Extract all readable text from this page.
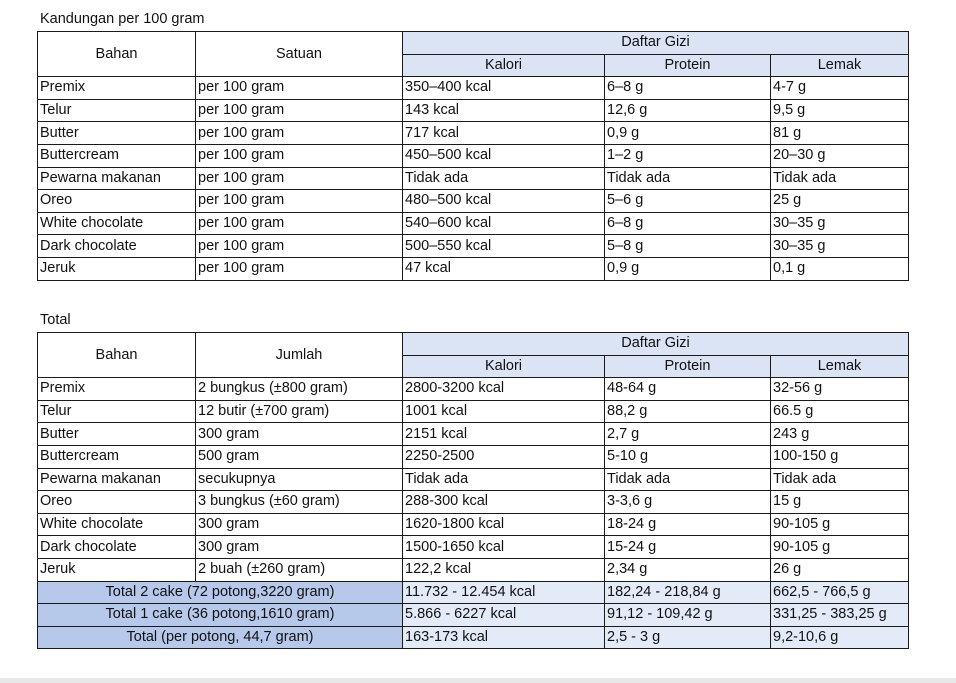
Kandungan per 100 gram
Bahan	Satuan	Daftar Gizi		
		Kalori	Protein	Lemak
Premix	per 100 gram	350–400 kcal	6–8 g	4-7 g
Telur	per 100 gram	143 kcal	12,6 g	9,5 g
Butter	per 100 gram	717 kcal	0,9 g	81 g
Buttercream	per 100 gram	450–500 kcal	1–2 g	20–30 g
Pewarna makanan	per 100 gram	Tidak ada	Tidak ada	Tidak ada
Oreo	per 100 gram	480–500 kcal	5–6 g	25 g
White chocolate	per 100 gram	540–600 kcal	6–8 g	30–35 g
Dark chocolate	per 100 gram	500–550 kcal	5–8 g	30–35 g
Jeruk	per 100 gram	47 kcal	0,9 g	0,1 g
Total
Bahan	Jumlah	Daftar Gizi		
		Kalori	Protein	Lemak
Premix	2 bungkus (±800 gram)	2800-3200 kcal	48-64 g	32-56 g
Telur	12 butir (±700 gram)	1001 kcal	88,2 g	66.5 g
Butter	300 gram	2151 kcal	2,7 g	243 g
Buttercream	500 gram	2250-2500	5-10 g	100-150 g
Pewarna makanan	secukupnya	Tidak ada	Tidak ada	Tidak ada
Oreo	3 bungkus (±60 gram)	288-300 kcal	3-3,6 g	15 g
White chocolate	300 gram	1620-1800 kcal	18-24 g	90-105 g
Dark chocolate	300 gram	1500-1650 kcal	15-24 g	90-105 g
Jeruk	2 buah (±260 gram)	122,2 kcal	2,34 g	26 g
Total 2 cake (72 potong,3220 gram)		11.732 - 12.454 kcal	182,24 - 218,84 g	662,5 - 766,5 g
Total 1 cake (36 potong,1610 gram)		5.866 - 6227 kcal	91,12 - 109,42 g	331,25 - 383,25 g
Total (per potong, 44,7 gram)		163-173 kcal	2,5 - 3 g	9,2-10,6 g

__Work instructions__
Omit the pictures; print the records above exactly.

__Answer to this problem__
Extract all readable text from this page.
Kandungan per 100 gram
Bahan	Satuan	Daftar Gizi		
		Kalori	Protein	Lemak
Premix	per 100 gram	350–400 kcal	6–8 g	4-7 g
Telur	per 100 gram	143 kcal	12,6 g	9,5 g
Butter	per 100 gram	717 kcal	0,9 g	81 g
Buttercream	per 100 gram	450–500 kcal	1–2 g	20–30 g
Pewarna makanan	per 100 gram	Tidak ada	Tidak ada	Tidak ada
Oreo	per 100 gram	480–500 kcal	5–6 g	25 g
White chocolate	per 100 gram	540–600 kcal	6–8 g	30–35 g
Dark chocolate	per 100 gram	500–550 kcal	5–8 g	30–35 g
Jeruk	per 100 gram	47 kcal	0,9 g	0,1 g
Total
Bahan	Jumlah	Daftar Gizi		
		Kalori	Protein	Lemak
Premix	2 bungkus (±800 gram)	2800-3200 kcal	48-64 g	32-56 g
Telur	12 butir (±700 gram)	1001 kcal	88,2 g	66.5 g
Butter	300 gram	2151 kcal	2,7 g	243 g
Buttercream	500 gram	2250-2500	5-10 g	100-150 g
Pewarna makanan	secukupnya	Tidak ada	Tidak ada	Tidak ada
Oreo	3 bungkus (±60 gram)	288-300 kcal	3-3,6 g	15 g
White chocolate	300 gram	1620-1800 kcal	18-24 g	90-105 g
Dark chocolate	300 gram	1500-1650 kcal	15-24 g	90-105 g
Jeruk	2 buah (±260 gram)	122,2 kcal	2,34 g	26 g
Total 2 cake (72 potong,3220 gram)		11.732 - 12.454 kcal	182,24 - 218,84 g	662,5 - 766,5 g
Total 1 cake (36 potong,1610 gram)		5.866 - 6227 kcal	91,12 - 109,42 g	331,25 - 383,25 g
Total (per potong, 44,7 gram)		163-173 kcal	2,5 - 3 g	9,2-10,6 g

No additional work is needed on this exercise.